Retype every line of the records below word for word, leaving out the pictures.
(begin)
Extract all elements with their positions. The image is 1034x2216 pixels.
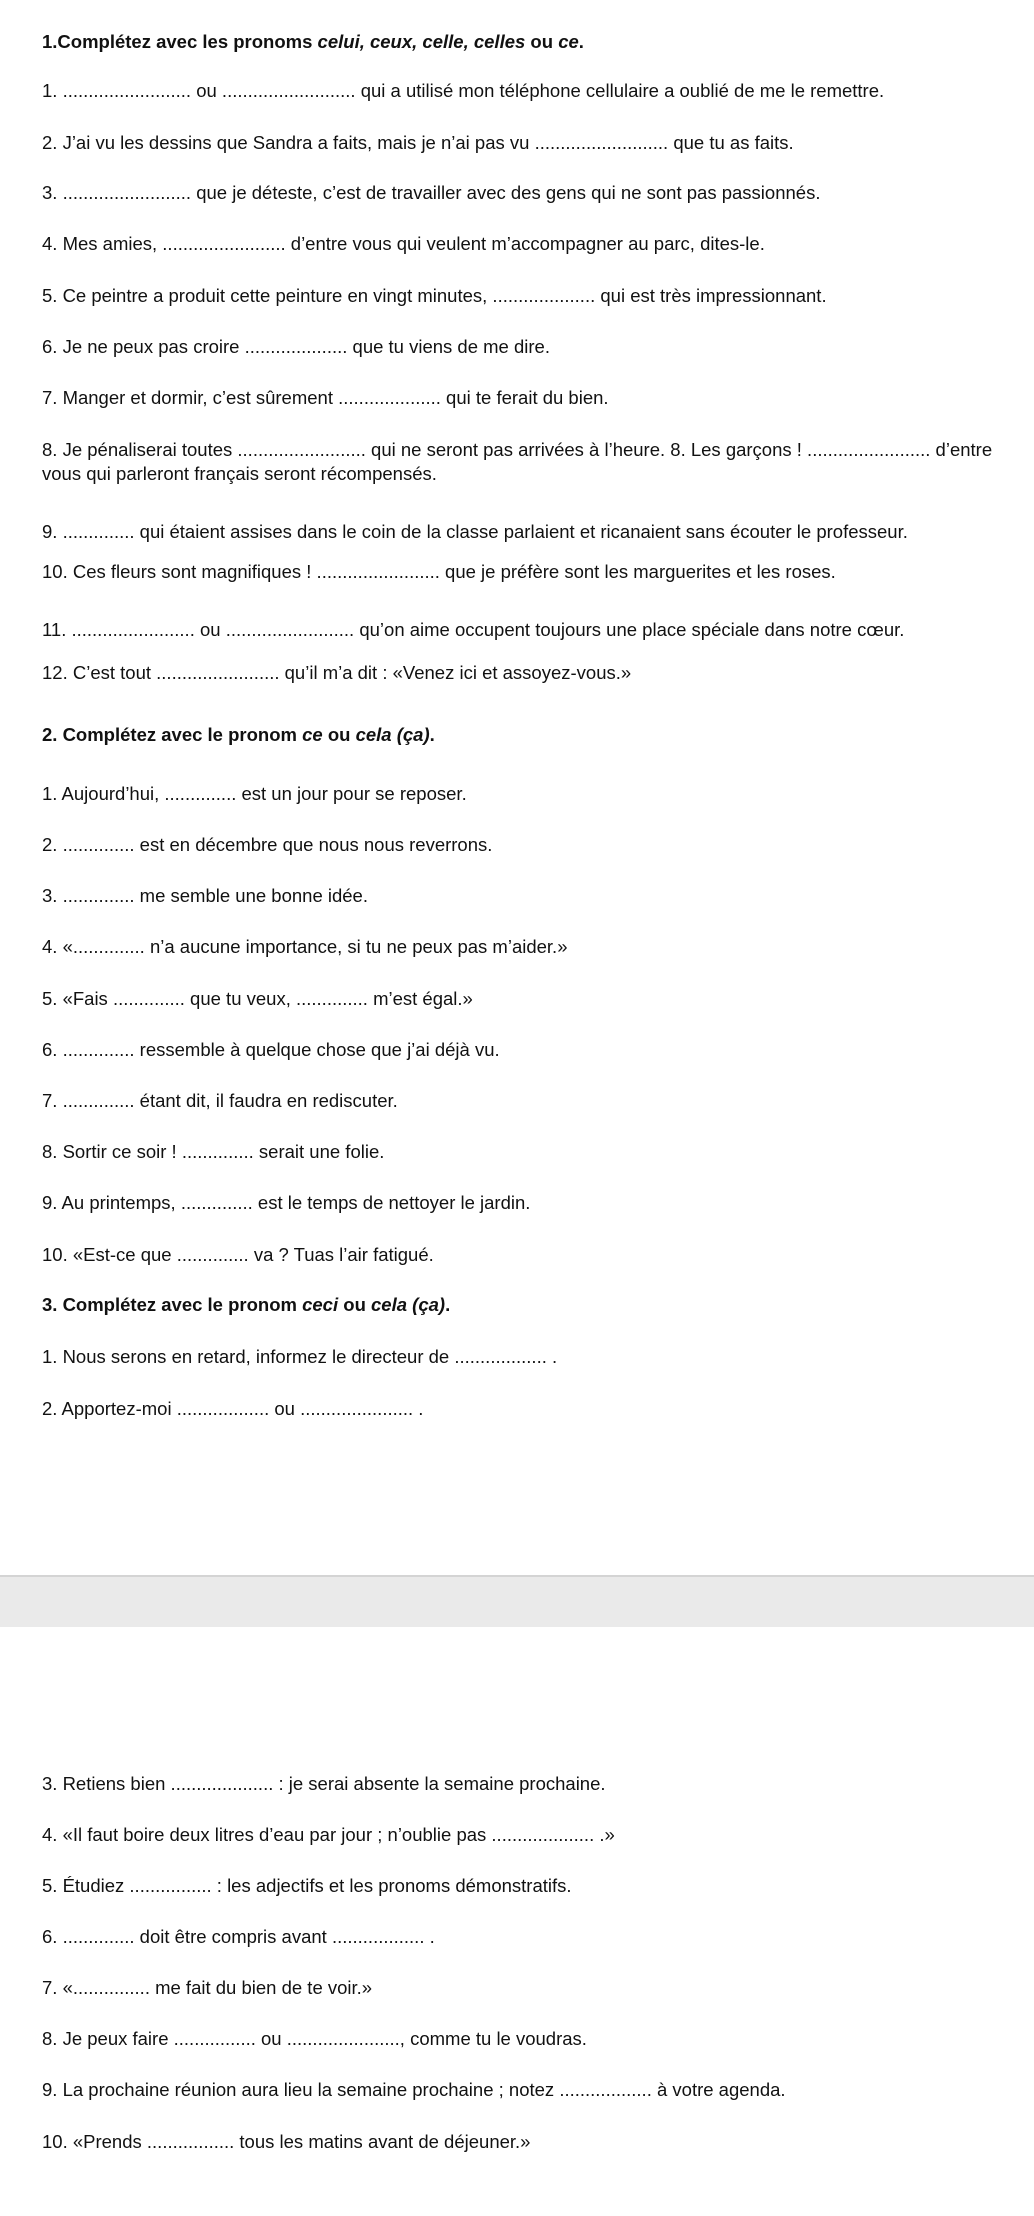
- exercise3-item: 6. .............. doit être compris avant .................. .: [42, 1926, 435, 1947]
- exercise1-item: 6. Je ne peux pas croire .................... que tu viens de me dire.: [42, 336, 550, 357]
- exercise1-item: 4. Mes amies, ........................ d’entre vous qui veulent m’accompagner au parc, dites-le.: [42, 233, 765, 254]
- exercise3-item: 3. Retiens bien .................... : je serai absente la semaine prochaine.: [42, 1773, 606, 1794]
- exercise1-item: 9. .............. qui étaient assises dans le coin de la classe parlaient et ricanaient sans écouter le professeur.: [42, 521, 908, 542]
- exercise2-item: 2. .............. est en décembre que nous nous reverrons.: [42, 834, 493, 855]
- exercise1-item: 2. J’ai vu les dessins que Sandra a faits, mais je n’ai pas vu .......................... que tu as faits.: [42, 132, 794, 153]
- exercise1-item: 11. ........................ ou ......................... qu’on aime occupent toujours une place spéciale dans notre cœur.: [42, 619, 905, 640]
- exercise3-heading: 3. Complétez avec le pronom ceci ou cela (ça).: [42, 1294, 451, 1315]
- exercise1-item: 1. ......................... ou .......................... qui a utilisé mon téléphone cellulaire a oublié de me le remettre.: [42, 80, 885, 101]
- exercise2-item: 1. Aujourd’hui, .............. est un jour pour se reposer.: [42, 783, 467, 804]
- exercise3-item: 5. Étudiez ................ : les adjectifs et les pronoms démonstratifs.: [42, 1875, 572, 1896]
- exercise2-item: 5. «Fais .............. que tu veux, .............. m’est égal.»: [42, 988, 473, 1009]
- exercise2-item: 7. .............. étant dit, il faudra en rediscuter.: [42, 1090, 398, 1111]
- exercise2-item: 4. «.............. n’a aucune importance, si tu ne peux pas m’aider.»: [42, 936, 568, 957]
- exercise3-item: 7. «............... me fait du bien de te voir.»: [42, 1977, 373, 1998]
- exercise3-item: 1. Nous serons en retard, informez le directeur de .................. .: [42, 1346, 558, 1367]
- exercise1-item: 7. Manger et dormir, c’est sûrement .................... qui te ferait du bien.: [42, 387, 609, 408]
- exercise2-item: 3. .............. me semble une bonne idée.: [42, 885, 368, 906]
- exercise2-heading: 2. Complétez avec le pronom ce ou cela (ça).: [42, 724, 435, 745]
- exercise1-item: 12. C’est tout ........................ qu’il m’a dit : «Venez ici et assoyez-vous.»: [42, 662, 632, 683]
- exercise1-item: 5. Ce peintre a produit cette peinture en vingt minutes, .................... qui est très impressionnant.: [42, 285, 827, 306]
- exercise2-item: 6. .............. ressemble à quelque chose que j’ai déjà vu.: [42, 1039, 500, 1060]
- exercise1-heading: 1.Complétez avec les pronoms celui, ceux, celle, celles ou ce.: [42, 31, 584, 52]
- exercise1-item: 10. Ces fleurs sont magnifiques ! ........................ que je préfère sont les marguerites et les roses.: [42, 561, 836, 582]
- exercise3-item: 8. Je peux faire ................ ou ......................, comme tu le voudras.: [42, 2028, 587, 2049]
- exercise2-item: 8. Sortir ce soir ! .............. serait une folie.: [42, 1141, 385, 1162]
- page-break-divider: [0, 1575, 1034, 1627]
- exercise2-item: 9. Au printemps, .............. est le temps de nettoyer le jardin.: [42, 1192, 531, 1213]
- exercise3-item: 2. Apportez-moi .................. ou ...................... .: [42, 1398, 424, 1419]
- exercise3-item: 4. «Il faut boire deux litres d’eau par jour ; n’oublie pas .................... .»: [42, 1824, 615, 1845]
- exercise1-item: 8. Je pénaliserai toutes ......................... qui ne seront pas arrivées à l’heure. 8. Les garçons ! ........................ d’entre vous qui parleront français seront récompensés.: [42, 439, 993, 484]
- exercise3-item: 9. La prochaine réunion aura lieu la semaine prochaine ; notez .................. à votre agenda.: [42, 2079, 786, 2100]
- worksheet-page-bottom: [0, 1625, 1034, 2216]
- exercise2-item: 10. «Est-ce que .............. va ? Tuas l’air fatigué.: [42, 1244, 434, 1265]
- exercise3-item: 10. «Prends ................. tous les matins avant de déjeuner.»: [42, 2131, 531, 2152]
- exercise1-item: 3. ......................... que je déteste, c’est de travailler avec des gens qui ne sont pas passionnés.: [42, 182, 821, 203]
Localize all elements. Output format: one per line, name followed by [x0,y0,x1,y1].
(end)
EXERCISE RESPONSE |
Extract all elements with their positions. The image is 1034x2216 pixels.
- exercise3-item: 6. .............. doit être compris avant .................. .: [42, 1926, 435, 1947]
- exercise1-item: 6. Je ne peux pas croire .................... que tu viens de me dire.: [42, 336, 550, 357]
- exercise1-item: 4. Mes amies, ........................ d’entre vous qui veulent m’accompagner au parc, dites-le.: [42, 233, 765, 254]
- exercise3-item: 3. Retiens bien .................... : je serai absente la semaine prochaine.: [42, 1773, 606, 1794]
- exercise1-item: 9. .............. qui étaient assises dans le coin de la classe parlaient et ricanaient sans écouter le professeur.: [42, 521, 908, 542]
- exercise2-item: 2. .............. est en décembre que nous nous reverrons.: [42, 834, 493, 855]
- exercise1-item: 2. J’ai vu les dessins que Sandra a faits, mais je n’ai pas vu .......................... que tu as faits.: [42, 132, 794, 153]
- exercise1-item: 11. ........................ ou ......................... qu’on aime occupent toujours une place spéciale dans notre cœur.: [42, 619, 905, 640]
- exercise3-heading: 3. Complétez avec le pronom ceci ou cela (ça).: [42, 1294, 451, 1315]
- exercise1-item: 1. ......................... ou .......................... qui a utilisé mon téléphone cellulaire a oublié de me le remettre.: [42, 80, 885, 101]
- exercise2-item: 1. Aujourd’hui, .............. est un jour pour se reposer.: [42, 783, 467, 804]
- exercise3-item: 5. Étudiez ................ : les adjectifs et les pronoms démonstratifs.: [42, 1875, 572, 1896]
- exercise2-item: 5. «Fais .............. que tu veux, .............. m’est égal.»: [42, 988, 473, 1009]
- exercise2-item: 7. .............. étant dit, il faudra en rediscuter.: [42, 1090, 398, 1111]
- exercise2-item: 4. «.............. n’a aucune importance, si tu ne peux pas m’aider.»: [42, 936, 568, 957]
- exercise3-item: 7. «............... me fait du bien de te voir.»: [42, 1977, 373, 1998]
- exercise3-item: 1. Nous serons en retard, informez le directeur de .................. .: [42, 1346, 558, 1367]
- exercise1-item: 7. Manger et dormir, c’est sûrement .................... qui te ferait du bien.: [42, 387, 609, 408]
- exercise2-item: 3. .............. me semble une bonne idée.: [42, 885, 368, 906]
- exercise2-heading: 2. Complétez avec le pronom ce ou cela (ça).: [42, 724, 435, 745]
- exercise1-item: 12. C’est tout ........................ qu’il m’a dit : «Venez ici et assoyez-vous.»: [42, 662, 632, 683]
- exercise1-item: 5. Ce peintre a produit cette peinture en vingt minutes, .................... qui est très impressionnant.: [42, 285, 827, 306]
- exercise2-item: 6. .............. ressemble à quelque chose que j’ai déjà vu.: [42, 1039, 500, 1060]
- exercise1-heading: 1.Complétez avec les pronoms celui, ceux, celle, celles ou ce.: [42, 31, 584, 52]
- exercise1-item: 10. Ces fleurs sont magnifiques ! ........................ que je préfère sont les marguerites et les roses.: [42, 561, 836, 582]
- exercise3-item: 8. Je peux faire ................ ou ......................, comme tu le voudras.: [42, 2028, 587, 2049]
- exercise2-item: 8. Sortir ce soir ! .............. serait une folie.: [42, 1141, 385, 1162]
- page-break-divider: [0, 1575, 1034, 1627]
- exercise2-item: 9. Au printemps, .............. est le temps de nettoyer le jardin.: [42, 1192, 531, 1213]
- exercise3-item: 2. Apportez-moi .................. ou ...................... .: [42, 1398, 424, 1419]
- exercise3-item: 4. «Il faut boire deux litres d’eau par jour ; n’oublie pas .................... .»: [42, 1824, 615, 1845]
- exercise1-item: 8. Je pénaliserai toutes ......................... qui ne seront pas arrivées à l’heure. 8. Les garçons ! ........................ d’entre vous qui parleront français seront récompensés.: [42, 439, 993, 484]
- exercise3-item: 9. La prochaine réunion aura lieu la semaine prochaine ; notez .................. à votre agenda.: [42, 2079, 786, 2100]
- worksheet-page-bottom: [0, 1625, 1034, 2216]
- exercise2-item: 10. «Est-ce que .............. va ? Tuas l’air fatigué.: [42, 1244, 434, 1265]
- exercise3-item: 10. «Prends ................. tous les matins avant de déjeuner.»: [42, 2131, 531, 2152]
- exercise1-item: 3. ......................... que je déteste, c’est de travailler avec des gens qui ne sont pas passionnés.: [42, 182, 821, 203]
Localize all elements. Output format: one per line, name followed by [x0,y0,x1,y1].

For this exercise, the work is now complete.